▶ [Problem to work on] Search the records below for the word "requirement" and show every line where it occurs.
------ Data supplied ------
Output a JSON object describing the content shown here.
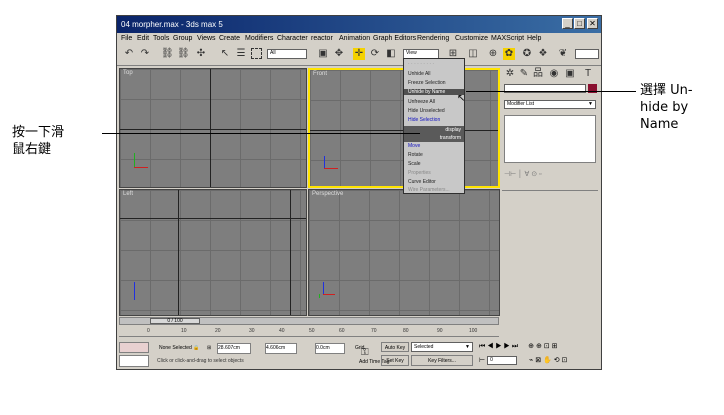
{
  "window": {
    "title": "04 morpher.max - 3ds max 5",
    "controls": [
      "_",
      "□",
      "✕"
    ]
  },
  "menubar": [
    "File",
    "Edit",
    "Tools",
    "Group",
    "Views",
    "Create",
    "Modifiers",
    "Character",
    "reactor",
    "Animation",
    "Graph Editors",
    "Rendering",
    "Customize",
    "MAXScript",
    "Help"
  ],
  "toolbar": {
    "selection_filter": "All",
    "reference_coord": "View"
  },
  "viewports": {
    "top": "Top",
    "front": "Front",
    "left": "Left",
    "perspective": "Perspective"
  },
  "quad_menu": {
    "items": [
      "Unhide All",
      "Freeze Selection",
      "Unhide by Name",
      "Unfreeze All",
      "Hide Unselected",
      "Hide Selection"
    ],
    "display_header": "display",
    "transform_header": "transform",
    "transform_items": [
      "Move",
      "Rotate",
      "Scale",
      "Properties",
      "Curve Editor",
      "Wire Parameters..."
    ]
  },
  "command_panel": {
    "modifier_list": "Modifier List"
  },
  "timeline": {
    "slider_text": "0 / 100",
    "ticks": [
      "0",
      "10",
      "20",
      "30",
      "40",
      "50",
      "60",
      "70",
      "80",
      "90",
      "100"
    ]
  },
  "status": {
    "selection": "None Selected",
    "x": "28.607cm",
    "y": "4.606cm",
    "z": "0.0cm",
    "grid_label": "Grid",
    "auto_key": "Auto Key",
    "set_key": "Set Key",
    "selected_dropdown": "Selected",
    "key_filters": "Key Filters...",
    "frame": "0",
    "prompt": "Click or click-and-drag to select objects",
    "add_time_tag": "Add Time Tag"
  },
  "annotations": {
    "right_text": "選擇 Un-\nhide by\nName",
    "left_text": "按一下滑\n鼠右鍵"
  }
}
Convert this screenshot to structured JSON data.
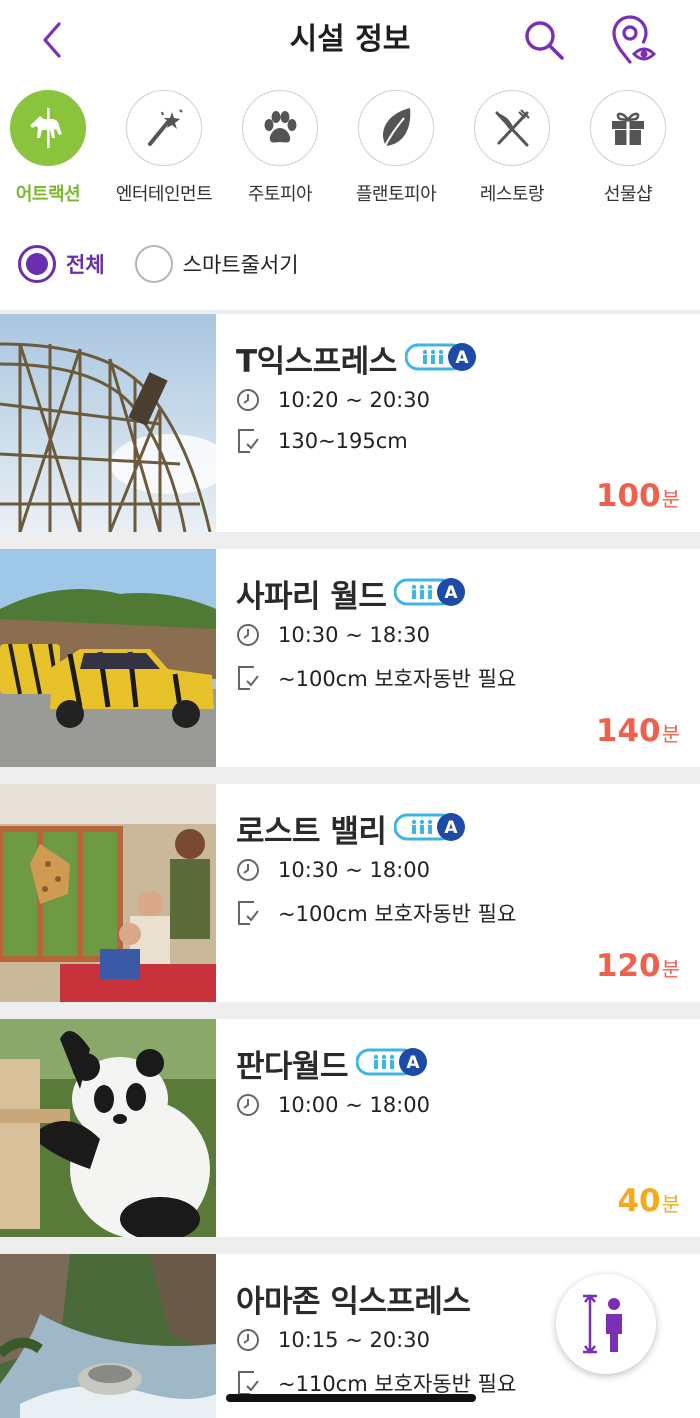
{
  "header": {
    "title": "시설 정보",
    "back_icon": "chevron-left-icon",
    "search_icon": "search-icon",
    "map_icon": "map-pin-eye-icon",
    "accent_color": "#7a2fb5"
  },
  "categories": [
    {
      "label": "어트랙션",
      "icon": "carousel-horse-icon",
      "active": true
    },
    {
      "label": "엔터테인먼트",
      "icon": "magic-wand-icon",
      "active": false
    },
    {
      "label": "주토피아",
      "icon": "paw-icon",
      "active": false
    },
    {
      "label": "플랜토피아",
      "icon": "leaf-icon",
      "active": false
    },
    {
      "label": "레스토랑",
      "icon": "fork-knife-icon",
      "active": false
    },
    {
      "label": "선물샵",
      "icon": "gift-icon",
      "active": false
    }
  ],
  "category_active_color": "#8ac33c",
  "filters": [
    {
      "label": "전체",
      "checked": true
    },
    {
      "label": "스마트줄서기",
      "checked": false
    }
  ],
  "attractions": [
    {
      "name": "T익스프레스",
      "badge": true,
      "badge_letter": "A",
      "hours": "10:20 ~ 20:30",
      "requirement": "130~195cm",
      "wait": "100",
      "wait_unit": "분",
      "wait_color": "#f0604a",
      "image": "wooden-roller-coaster"
    },
    {
      "name": "사파리 월드",
      "badge": true,
      "badge_letter": "A",
      "hours": "10:30 ~ 18:30",
      "requirement": "~100cm 보호자동반 필요",
      "wait": "140",
      "wait_unit": "분",
      "wait_color": "#f0604a",
      "image": "safari-tiger-truck"
    },
    {
      "name": "로스트 밸리",
      "badge": true,
      "badge_letter": "A",
      "hours": "10:30 ~ 18:00",
      "requirement": "~100cm 보호자동반 필요",
      "wait": "120",
      "wait_unit": "분",
      "wait_color": "#f0604a",
      "image": "giraffe-bus-family"
    },
    {
      "name": "판다월드",
      "badge": true,
      "badge_letter": "A",
      "hours": "10:00 ~ 18:00",
      "requirement": "",
      "wait": "40",
      "wait_unit": "분",
      "wait_color": "#f5a91c",
      "image": "panda"
    },
    {
      "name": "아마존 익스프레스",
      "badge": false,
      "badge_letter": "",
      "hours": "10:15 ~ 20:30",
      "requirement": "~110cm 보호자동반 필요",
      "wait": "",
      "wait_unit": "",
      "wait_color": "#f0604a",
      "image": "river-rafting"
    }
  ],
  "fab": {
    "icon": "height-measure-person-icon"
  }
}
------
▶ [Answer to this exercise]
      "requirement": "130~195cm",
      "requirement": "~100cm 보호자동반 필요",
      "requirement": "~100cm 보호자동반 필요",
      "requirement": "",
      "requirement": "~110cm 보호자동반 필요",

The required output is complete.